··· STORED RECORDS ···

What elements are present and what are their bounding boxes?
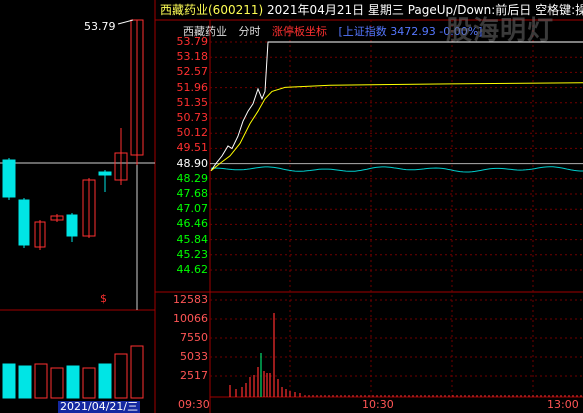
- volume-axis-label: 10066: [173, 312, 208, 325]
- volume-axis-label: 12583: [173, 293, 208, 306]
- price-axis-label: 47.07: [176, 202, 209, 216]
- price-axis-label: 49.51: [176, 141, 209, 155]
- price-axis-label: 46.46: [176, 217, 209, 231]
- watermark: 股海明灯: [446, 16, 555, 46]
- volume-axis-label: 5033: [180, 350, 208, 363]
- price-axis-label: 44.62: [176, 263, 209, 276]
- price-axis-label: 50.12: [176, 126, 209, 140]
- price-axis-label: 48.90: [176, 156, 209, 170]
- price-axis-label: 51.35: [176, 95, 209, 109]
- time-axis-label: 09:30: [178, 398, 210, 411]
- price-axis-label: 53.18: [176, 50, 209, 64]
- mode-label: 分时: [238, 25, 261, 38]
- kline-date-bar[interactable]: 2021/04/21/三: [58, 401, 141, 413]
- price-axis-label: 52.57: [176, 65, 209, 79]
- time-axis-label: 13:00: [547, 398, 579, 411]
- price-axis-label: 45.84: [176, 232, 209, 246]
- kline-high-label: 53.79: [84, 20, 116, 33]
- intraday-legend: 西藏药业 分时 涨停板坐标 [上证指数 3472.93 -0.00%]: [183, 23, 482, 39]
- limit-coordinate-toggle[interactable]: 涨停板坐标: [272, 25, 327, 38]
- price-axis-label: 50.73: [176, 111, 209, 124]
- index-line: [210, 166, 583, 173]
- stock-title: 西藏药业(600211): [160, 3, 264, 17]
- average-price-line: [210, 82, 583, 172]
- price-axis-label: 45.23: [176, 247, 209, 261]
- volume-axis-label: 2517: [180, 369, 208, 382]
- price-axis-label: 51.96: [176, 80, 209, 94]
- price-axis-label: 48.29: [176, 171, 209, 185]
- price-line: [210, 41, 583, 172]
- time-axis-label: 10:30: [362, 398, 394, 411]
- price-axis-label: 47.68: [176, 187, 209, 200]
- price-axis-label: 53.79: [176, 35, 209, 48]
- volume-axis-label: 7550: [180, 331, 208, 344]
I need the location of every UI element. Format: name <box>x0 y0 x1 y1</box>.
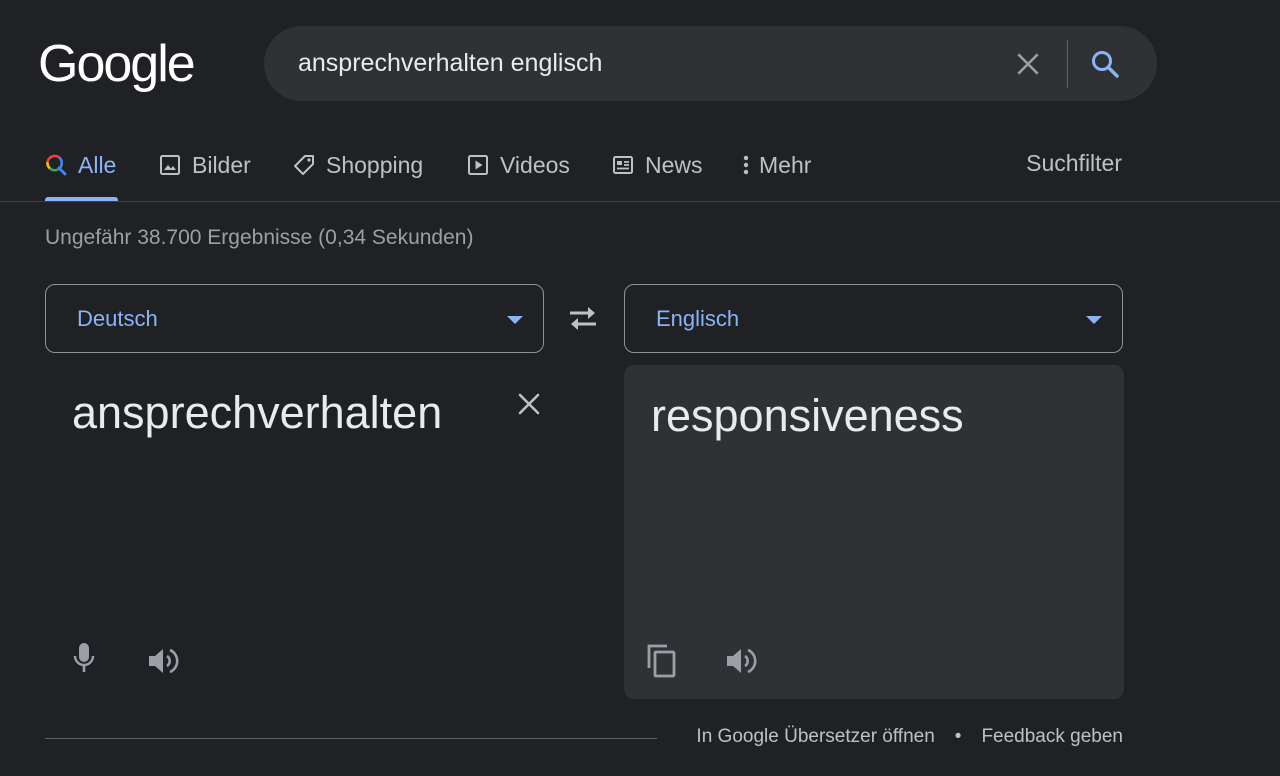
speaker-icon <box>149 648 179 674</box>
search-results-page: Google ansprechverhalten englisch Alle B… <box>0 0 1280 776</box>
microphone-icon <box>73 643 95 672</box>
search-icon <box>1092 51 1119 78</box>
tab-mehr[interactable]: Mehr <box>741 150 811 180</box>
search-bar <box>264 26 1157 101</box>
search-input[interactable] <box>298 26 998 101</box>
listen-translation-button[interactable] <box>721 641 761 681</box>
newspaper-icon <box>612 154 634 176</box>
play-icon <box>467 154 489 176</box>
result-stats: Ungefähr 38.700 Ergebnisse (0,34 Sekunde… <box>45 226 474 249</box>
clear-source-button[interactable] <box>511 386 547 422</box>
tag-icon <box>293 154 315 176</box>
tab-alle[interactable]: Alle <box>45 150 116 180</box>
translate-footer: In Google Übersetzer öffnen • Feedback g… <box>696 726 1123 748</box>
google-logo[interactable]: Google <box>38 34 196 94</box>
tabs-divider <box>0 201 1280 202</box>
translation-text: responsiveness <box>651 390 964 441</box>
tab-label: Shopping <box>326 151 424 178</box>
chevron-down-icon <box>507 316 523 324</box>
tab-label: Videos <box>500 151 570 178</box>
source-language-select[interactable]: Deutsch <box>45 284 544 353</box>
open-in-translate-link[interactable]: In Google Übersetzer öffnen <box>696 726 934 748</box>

···

(SET PROBLEM)
Repeat all the rows above word for word, leaving out the pictures.

(CORRECT ANSWER)
What elements are present and what are their bounding boxes?
- volume-axis-label: 10066: [173, 312, 208, 325]
- volume-axis-label: 12583: [173, 293, 208, 306]
- price-axis-label: 47.07: [176, 202, 209, 216]
- price-axis-label: 49.51: [176, 141, 209, 155]
- price-axis-label: 46.46: [176, 217, 209, 231]
- watermark: 股海明灯: [446, 16, 555, 46]
- volume-axis-label: 5033: [180, 350, 208, 363]
- price-axis-label: 44.62: [176, 263, 209, 276]
- price-axis-label: 50.12: [176, 126, 209, 140]
- price-axis-label: 48.90: [176, 156, 209, 170]
- price-axis-label: 51.35: [176, 95, 209, 109]
- time-axis-label: 09:30: [178, 398, 210, 411]
- price-axis-label: 53.18: [176, 50, 209, 64]
- mode-label: 分时: [238, 25, 261, 38]
- kline-date-bar[interactable]: 2021/04/21/三: [58, 401, 141, 413]
- price-axis-label: 52.57: [176, 65, 209, 79]
- time-axis-label: 13:00: [547, 398, 579, 411]
- price-axis-label: 45.84: [176, 232, 209, 246]
- kline-high-label: 53.79: [84, 20, 116, 33]
- intraday-legend: 西藏药业 分时 涨停板坐标 [上证指数 3472.93 -0.00%]: [183, 23, 482, 39]
- limit-coordinate-toggle[interactable]: 涨停板坐标: [272, 25, 327, 38]
- price-axis-label: 50.73: [176, 111, 209, 124]
- index-line: [210, 166, 583, 173]
- stock-title: 西藏药业(600211): [160, 3, 264, 17]
- average-price-line: [210, 82, 583, 172]
- price-axis-label: 45.23: [176, 247, 209, 261]
- volume-axis-label: 2517: [180, 369, 208, 382]
- price-axis-label: 51.96: [176, 80, 209, 94]
- price-axis-label: 48.29: [176, 171, 209, 185]
- price-line: [210, 41, 583, 172]
- time-axis-label: 10:30: [362, 398, 394, 411]
- price-axis-label: 47.68: [176, 187, 209, 200]
- price-axis-label: 53.79: [176, 35, 209, 48]
- volume-axis-label: 7550: [180, 331, 208, 344]
I need the location of every UI element. Format: name <box>x0 y0 x1 y1</box>.
speaker-icon <box>149 648 179 674</box>
search-results-page: Google ansprechverhalten englisch Alle B… <box>0 0 1280 776</box>
microphone-icon <box>73 643 95 672</box>
search-icon <box>1092 51 1119 78</box>
tab-mehr[interactable]: Mehr <box>741 150 811 180</box>
search-bar <box>264 26 1157 101</box>
search-input[interactable] <box>298 26 998 101</box>
listen-translation-button[interactable] <box>721 641 761 681</box>
newspaper-icon <box>612 154 634 176</box>
play-icon <box>467 154 489 176</box>
result-stats: Ungefähr 38.700 Ergebnisse (0,34 Sekunde… <box>45 226 474 249</box>
clear-source-button[interactable] <box>511 386 547 422</box>
tag-icon <box>293 154 315 176</box>
tab-alle[interactable]: Alle <box>45 150 116 180</box>
translate-footer: In Google Übersetzer öffnen • Feedback g… <box>696 726 1123 748</box>
google-logo[interactable]: Google <box>38 34 196 94</box>
tabs-divider <box>0 201 1280 202</box>
translation-text: responsiveness <box>651 390 964 441</box>
tab-label: Shopping <box>326 151 424 178</box>
chevron-down-icon <box>507 316 523 324</box>
tab-label: Videos <box>500 151 570 178</box>
source-language-select[interactable]: Deutsch <box>45 284 544 353</box>
open-in-translate-link[interactable]: In Google Übersetzer öffnen <box>696 726 934 748</box>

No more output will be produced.